Dataset entries:
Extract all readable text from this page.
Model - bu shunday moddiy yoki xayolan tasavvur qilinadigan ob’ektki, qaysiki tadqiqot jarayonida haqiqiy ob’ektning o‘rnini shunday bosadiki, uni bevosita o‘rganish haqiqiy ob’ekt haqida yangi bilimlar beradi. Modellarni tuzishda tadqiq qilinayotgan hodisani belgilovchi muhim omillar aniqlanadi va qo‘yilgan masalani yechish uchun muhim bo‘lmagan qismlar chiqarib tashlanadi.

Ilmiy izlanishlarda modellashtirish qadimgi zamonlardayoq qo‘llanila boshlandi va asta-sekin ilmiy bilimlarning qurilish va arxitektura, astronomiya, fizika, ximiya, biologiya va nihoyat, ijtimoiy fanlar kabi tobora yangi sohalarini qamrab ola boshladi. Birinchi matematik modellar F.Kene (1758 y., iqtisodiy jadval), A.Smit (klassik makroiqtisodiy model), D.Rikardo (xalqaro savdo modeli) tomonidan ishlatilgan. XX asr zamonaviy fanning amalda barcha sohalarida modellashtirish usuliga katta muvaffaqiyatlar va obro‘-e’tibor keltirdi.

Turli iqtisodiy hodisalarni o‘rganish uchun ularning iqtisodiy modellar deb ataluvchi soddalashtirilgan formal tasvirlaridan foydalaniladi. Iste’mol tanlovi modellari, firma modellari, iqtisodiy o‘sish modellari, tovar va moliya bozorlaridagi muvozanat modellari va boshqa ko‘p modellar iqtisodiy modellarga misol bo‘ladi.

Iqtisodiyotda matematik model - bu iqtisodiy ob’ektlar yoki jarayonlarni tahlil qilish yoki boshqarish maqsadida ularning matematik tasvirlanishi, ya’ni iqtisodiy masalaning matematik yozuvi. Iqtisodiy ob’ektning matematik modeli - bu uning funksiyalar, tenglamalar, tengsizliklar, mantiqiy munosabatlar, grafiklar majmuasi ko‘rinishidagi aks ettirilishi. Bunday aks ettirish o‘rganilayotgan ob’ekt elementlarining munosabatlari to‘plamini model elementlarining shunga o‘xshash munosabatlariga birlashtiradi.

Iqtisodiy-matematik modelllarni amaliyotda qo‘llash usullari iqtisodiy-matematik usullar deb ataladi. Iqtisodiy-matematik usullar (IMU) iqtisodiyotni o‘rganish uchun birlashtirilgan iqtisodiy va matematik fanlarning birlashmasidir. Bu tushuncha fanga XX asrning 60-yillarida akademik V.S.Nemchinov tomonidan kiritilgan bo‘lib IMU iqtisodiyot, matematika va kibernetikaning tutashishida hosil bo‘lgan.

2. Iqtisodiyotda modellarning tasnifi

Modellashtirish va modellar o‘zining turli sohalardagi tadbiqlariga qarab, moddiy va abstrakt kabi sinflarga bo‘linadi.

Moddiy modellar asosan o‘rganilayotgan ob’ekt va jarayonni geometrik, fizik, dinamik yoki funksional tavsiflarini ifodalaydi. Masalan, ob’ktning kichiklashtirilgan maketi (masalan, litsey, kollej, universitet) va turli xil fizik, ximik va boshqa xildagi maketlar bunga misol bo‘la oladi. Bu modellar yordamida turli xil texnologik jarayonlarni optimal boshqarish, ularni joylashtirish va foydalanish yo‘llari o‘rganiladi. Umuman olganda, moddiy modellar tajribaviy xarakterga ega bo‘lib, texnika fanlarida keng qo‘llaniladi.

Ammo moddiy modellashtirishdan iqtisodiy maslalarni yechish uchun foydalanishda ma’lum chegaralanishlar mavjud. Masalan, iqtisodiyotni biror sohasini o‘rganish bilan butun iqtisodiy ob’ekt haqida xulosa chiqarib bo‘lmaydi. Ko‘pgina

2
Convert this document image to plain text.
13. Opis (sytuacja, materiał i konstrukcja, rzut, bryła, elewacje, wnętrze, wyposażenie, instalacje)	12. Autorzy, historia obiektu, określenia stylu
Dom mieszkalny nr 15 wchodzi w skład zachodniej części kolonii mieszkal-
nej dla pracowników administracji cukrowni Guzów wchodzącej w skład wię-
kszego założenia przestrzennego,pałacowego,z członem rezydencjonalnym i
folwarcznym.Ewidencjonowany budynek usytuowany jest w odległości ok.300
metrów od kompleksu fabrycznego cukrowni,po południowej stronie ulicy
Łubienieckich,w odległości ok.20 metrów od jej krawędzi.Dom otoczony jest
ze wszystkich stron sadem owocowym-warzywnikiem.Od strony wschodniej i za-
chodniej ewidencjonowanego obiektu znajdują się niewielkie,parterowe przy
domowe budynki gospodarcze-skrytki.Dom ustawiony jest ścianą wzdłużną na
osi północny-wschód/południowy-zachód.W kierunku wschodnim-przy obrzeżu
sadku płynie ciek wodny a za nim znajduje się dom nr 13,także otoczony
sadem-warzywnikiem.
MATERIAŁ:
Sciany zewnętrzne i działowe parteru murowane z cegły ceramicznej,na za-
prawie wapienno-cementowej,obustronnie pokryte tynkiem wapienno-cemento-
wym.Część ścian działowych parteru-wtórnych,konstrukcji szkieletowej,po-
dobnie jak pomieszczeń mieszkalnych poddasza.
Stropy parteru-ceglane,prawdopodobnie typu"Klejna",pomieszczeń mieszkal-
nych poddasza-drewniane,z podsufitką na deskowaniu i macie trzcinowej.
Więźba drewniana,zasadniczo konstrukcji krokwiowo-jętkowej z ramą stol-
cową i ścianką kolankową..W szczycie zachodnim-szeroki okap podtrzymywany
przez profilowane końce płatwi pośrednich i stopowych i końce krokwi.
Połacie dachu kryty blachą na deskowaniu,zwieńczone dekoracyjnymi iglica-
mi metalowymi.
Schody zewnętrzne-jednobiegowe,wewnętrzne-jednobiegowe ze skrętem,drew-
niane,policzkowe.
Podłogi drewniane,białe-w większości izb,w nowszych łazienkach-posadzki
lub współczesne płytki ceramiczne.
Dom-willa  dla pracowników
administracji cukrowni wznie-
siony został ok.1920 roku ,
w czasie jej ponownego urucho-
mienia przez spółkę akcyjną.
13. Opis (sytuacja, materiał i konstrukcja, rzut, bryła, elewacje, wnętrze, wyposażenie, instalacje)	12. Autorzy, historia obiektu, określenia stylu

Exercise objective:
Return a copy of every line that includes the word "cukrowni".

Correct answer:
nej dla pracowników administracji cukrowni Guzów wchodzącej w skład wię-
metrów od kompleksu fabrycznego cukrowni,po południowej stronie ulicy
administracji cukrowni wznie-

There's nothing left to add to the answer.